> **SUPPLIED TEXT**
╭──
# Two New males :)



## Bettawolf19 (Jul 15, 2010)

They need names. Got them at Petsmart(theya re having a sale right now )
First up: The Dragonscale

























The Veiltail. He has black dipped Fins :


----------



## Pitluvs (Jun 22, 2011)

Omgosh, I love them both! They look one color, but when you really look at them they are a totally different color I've never seen! BEAUTIFUL and great find! I love my boys, but we don't have anything like that here. My Twitch is close to your VT but he has pineapple marking and dark yellow fins. No black fins here lol


----------



## dramaqueen (Jul 7, 2008)

Wow! Your dragon looks like he could be related to mine!


----------



## dramaqueen (Jul 7, 2008)

Here is Dijon.

View attachment 33553


----------



## Bettawolf19 (Jul 15, 2010)

Yes he kinda does don't he  least is the shape and face

unless your talking about Gibson Dramaqueen?


----------



## betta lover1507 (Aug 6, 2011)

they are all pretty x3 i wish i could have more bettas my parents will get mad ;]


----------



## Bettawolf19 (Jul 15, 2010)

Oh please me and my dad get into it all the time..I have 9 tanks and 14 bettas?


----------



## dramaqueen (Jul 7, 2008)

I'm talking about the first one you posted at the beginning of the thread.


----------



## Bettawolf19 (Jul 15, 2010)

Ah ok.  I was looking at colors XD sorries. I have to many bettas they are taking over my common sense.


----------



## dramaqueen (Jul 7, 2008)

Yours has a lighter bidy than mine but they both have yellow fins.


----------



## Bettawolf19 (Jul 15, 2010)
╰──
> **WRITTEN REQUEST 1**
In the entries, from the first line through the line containing "x-tick-label: 0.02 [178,593,216,613]", replace "series-1-point" with "first-series-point" and reproduce those lines with no other changes.
The betta thread and the entries after it are separate material.

> **MATERIAL SUPPLIED**
╭──
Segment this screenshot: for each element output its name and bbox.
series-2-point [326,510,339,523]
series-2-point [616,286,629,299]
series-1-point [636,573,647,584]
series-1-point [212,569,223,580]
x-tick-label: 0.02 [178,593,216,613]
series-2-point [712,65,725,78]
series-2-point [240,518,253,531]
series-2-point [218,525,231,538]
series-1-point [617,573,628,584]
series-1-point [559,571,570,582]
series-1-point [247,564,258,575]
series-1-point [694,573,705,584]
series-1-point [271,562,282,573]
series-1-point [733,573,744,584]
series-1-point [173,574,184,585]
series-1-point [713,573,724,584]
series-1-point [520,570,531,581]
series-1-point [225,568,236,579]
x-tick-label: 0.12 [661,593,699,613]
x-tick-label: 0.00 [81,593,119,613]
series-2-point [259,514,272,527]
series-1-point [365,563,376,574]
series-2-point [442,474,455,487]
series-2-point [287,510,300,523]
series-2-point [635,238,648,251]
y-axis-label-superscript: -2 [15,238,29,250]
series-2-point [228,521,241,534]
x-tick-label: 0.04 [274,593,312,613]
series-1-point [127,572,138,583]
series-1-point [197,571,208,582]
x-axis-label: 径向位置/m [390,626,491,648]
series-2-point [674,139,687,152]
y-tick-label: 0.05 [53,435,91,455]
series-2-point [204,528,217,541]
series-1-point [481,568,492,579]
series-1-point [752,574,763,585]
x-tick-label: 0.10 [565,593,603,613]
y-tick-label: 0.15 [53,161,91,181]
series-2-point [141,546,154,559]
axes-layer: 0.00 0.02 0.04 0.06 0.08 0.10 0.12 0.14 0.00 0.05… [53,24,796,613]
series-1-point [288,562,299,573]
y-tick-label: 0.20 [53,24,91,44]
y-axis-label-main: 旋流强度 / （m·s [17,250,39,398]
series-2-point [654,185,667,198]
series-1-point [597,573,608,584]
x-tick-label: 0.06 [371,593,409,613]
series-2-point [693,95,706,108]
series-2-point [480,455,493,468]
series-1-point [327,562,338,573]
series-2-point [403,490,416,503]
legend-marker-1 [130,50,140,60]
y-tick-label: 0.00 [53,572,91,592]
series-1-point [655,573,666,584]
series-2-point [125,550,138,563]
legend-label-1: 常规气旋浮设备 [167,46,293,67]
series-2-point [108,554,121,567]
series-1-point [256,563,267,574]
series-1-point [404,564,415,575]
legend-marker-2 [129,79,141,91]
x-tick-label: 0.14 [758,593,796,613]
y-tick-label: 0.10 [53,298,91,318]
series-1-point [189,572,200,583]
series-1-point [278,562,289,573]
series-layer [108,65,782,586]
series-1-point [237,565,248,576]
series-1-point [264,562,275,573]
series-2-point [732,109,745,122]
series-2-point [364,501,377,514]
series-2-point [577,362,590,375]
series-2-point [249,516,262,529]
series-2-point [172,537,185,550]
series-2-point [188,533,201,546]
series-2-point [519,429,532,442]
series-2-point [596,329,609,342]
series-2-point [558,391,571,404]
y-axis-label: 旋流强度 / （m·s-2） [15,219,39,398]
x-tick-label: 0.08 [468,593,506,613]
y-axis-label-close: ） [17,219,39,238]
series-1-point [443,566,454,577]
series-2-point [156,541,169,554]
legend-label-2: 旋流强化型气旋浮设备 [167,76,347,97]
╰──
> **WRITTEN REQUEST 2**
According to the betta thread, how many tanks and how many bettas does Bettawolf19 have?

> **ANSWER 1**
Segment this screenshot: for each element output its name and bbox.
series-2-point [326,510,339,523]
series-2-point [616,286,629,299]
first-series-point [636,573,647,584]
first-series-point [212,569,223,580]
x-tick-label: 0.02 [178,593,216,613]

> **ANSWER 2**
9 tanks and 14 bettas.